■ Stated task
Return nothing but the lines from the line with "What data populates" through the last line of the entries that follow, copied exactly and free of pictures.

■ Recorded information
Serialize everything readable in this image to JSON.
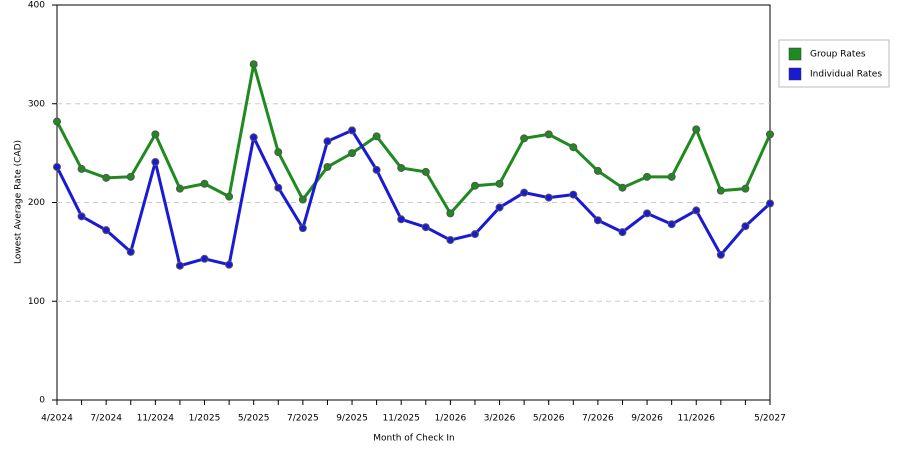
{
  "chart_data": {
    "type": "line",
    "x_label": "Month of Check In",
    "y_label": "Lowest Average Rate (CAD)",
    "categories": [
      "4/2024",
      null,
      "7/2024",
      null,
      "11/2024",
      null,
      "1/2025",
      null,
      "5/2025",
      null,
      "7/2025",
      null,
      "9/2025",
      null,
      "11/2025",
      null,
      "1/2026",
      null,
      "3/2026",
      null,
      "5/2026",
      null,
      "7/2026",
      null,
      "9/2026",
      null,
      "11/2026",
      null,
      null,
      "5/2027"
    ],
    "series": [
      {
        "name": "Group Rates",
        "color": "#1f8a1f",
        "values": [
          282,
          234,
          225,
          226,
          269,
          214,
          219,
          206,
          340,
          251,
          203,
          236,
          250,
          267,
          235,
          231,
          189,
          217,
          219,
          265,
          269,
          256,
          232,
          215,
          226,
          226,
          274,
          212,
          214,
          269
        ]
      },
      {
        "name": "Individual Rates",
        "color": "#1a1ad6",
        "values": [
          236,
          186,
          172,
          150,
          241,
          136,
          143,
          137,
          266,
          215,
          174,
          262,
          273,
          233,
          183,
          175,
          162,
          168,
          195,
          210,
          205,
          208,
          182,
          170,
          189,
          178,
          192,
          147,
          176,
          199
        ]
      }
    ],
    "ylim": [
      0,
      400
    ],
    "yticks": [
      0,
      100,
      200,
      300,
      400
    ],
    "grid": true,
    "legend": "right"
  }
}
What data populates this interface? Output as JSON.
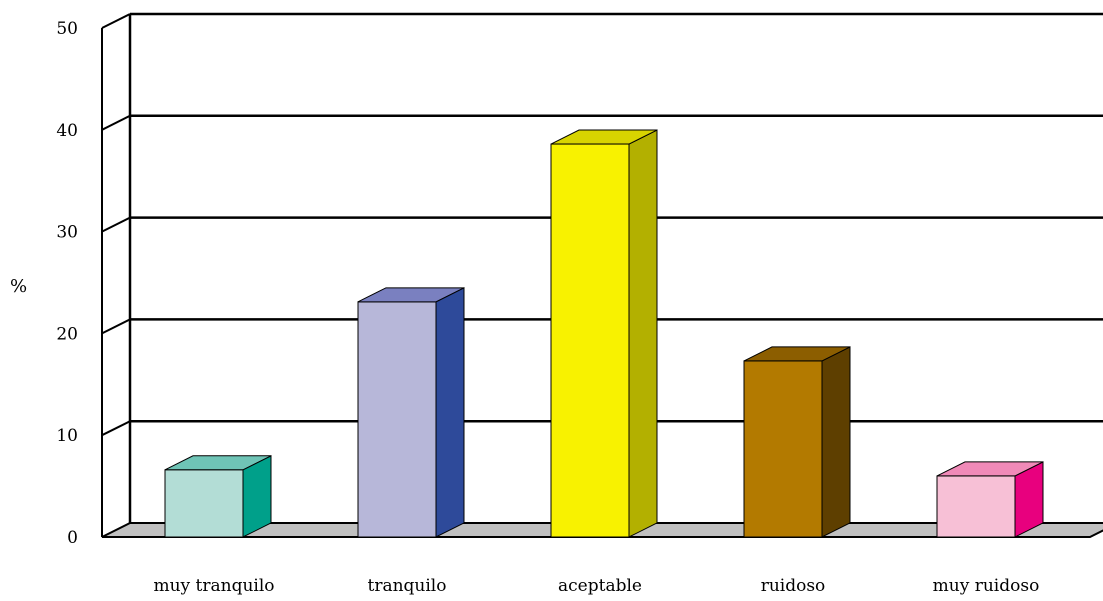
{
  "chart_data": {
    "type": "bar",
    "style": "3d-column",
    "categories": [
      "muy tranquilo",
      "tranquilo",
      "aceptable",
      "ruidoso",
      "muy ruidoso"
    ],
    "values": [
      6.6,
      23.1,
      38.6,
      17.3,
      6.0
    ],
    "ylabel": "%",
    "xlabel": "",
    "title": "",
    "ylim": [
      0,
      50
    ],
    "yticks": [
      0,
      10,
      20,
      30,
      40,
      50
    ],
    "grid": true,
    "legend": "none",
    "colors": [
      {
        "front": "#B3DDD6",
        "side": "#00A08A",
        "top": "#6FC4B6"
      },
      {
        "front": "#B7B7D9",
        "side": "#2E4A9A",
        "top": "#7A80C0"
      },
      {
        "front": "#F8F200",
        "side": "#B3B000",
        "top": "#D8D400"
      },
      {
        "front": "#B37A00",
        "side": "#5E3F00",
        "top": "#8C5E00"
      },
      {
        "front": "#F7C0D6",
        "side": "#E8007E",
        "top": "#F08AB8"
      }
    ],
    "floor_color": "#C0C0C0"
  }
}
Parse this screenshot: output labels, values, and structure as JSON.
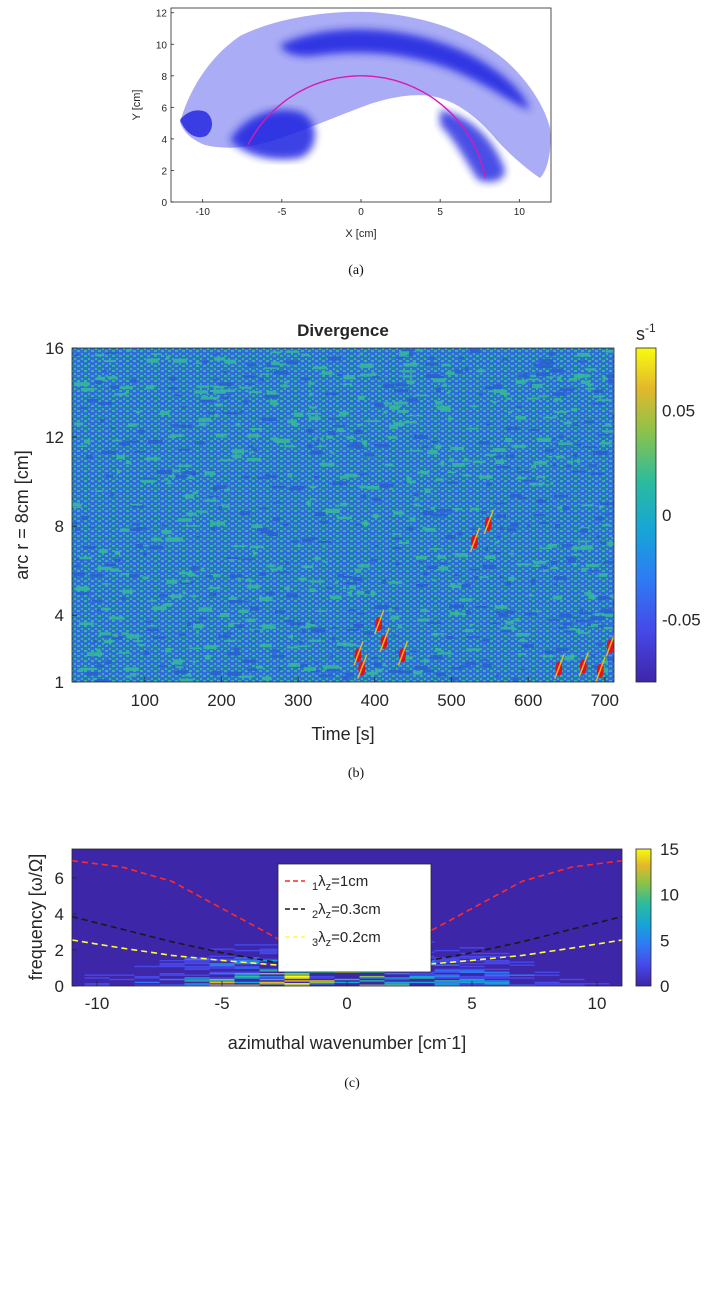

■ Reply to the task
What data populates this interface? Output as JSON.
{
  "chart_data": {
    "type": "bar",
    "style": "3d-column",
    "categories": [
      "muy tranquilo",
      "tranquilo",
      "aceptable",
      "ruidoso",
      "muy ruidoso"
    ],
    "values": [
      6.6,
      23.1,
      38.6,
      17.3,
      6.0
    ],
    "ylabel": "%",
    "xlabel": "",
    "title": "",
    "ylim": [
      0,
      50
    ],
    "yticks": [
      0,
      10,
      20,
      30,
      40,
      50
    ],
    "grid": true,
    "legend": "none",
    "colors": [
      {
        "front": "#B3DDD6",
        "side": "#00A08A",
        "top": "#6FC4B6"
      },
      {
        "front": "#B7B7D9",
        "side": "#2E4A9A",
        "top": "#7A80C0"
      },
      {
        "front": "#F8F200",
        "side": "#B3B000",
        "top": "#D8D400"
      },
      {
        "front": "#B37A00",
        "side": "#5E3F00",
        "top": "#8C5E00"
      },
      {
        "front": "#F7C0D6",
        "side": "#E8007E",
        "top": "#F08AB8"
      }
    ],
    "floor_color": "#C0C0C0"
  }
}
Parse this screenshot: output labels, values, and structure as JSON.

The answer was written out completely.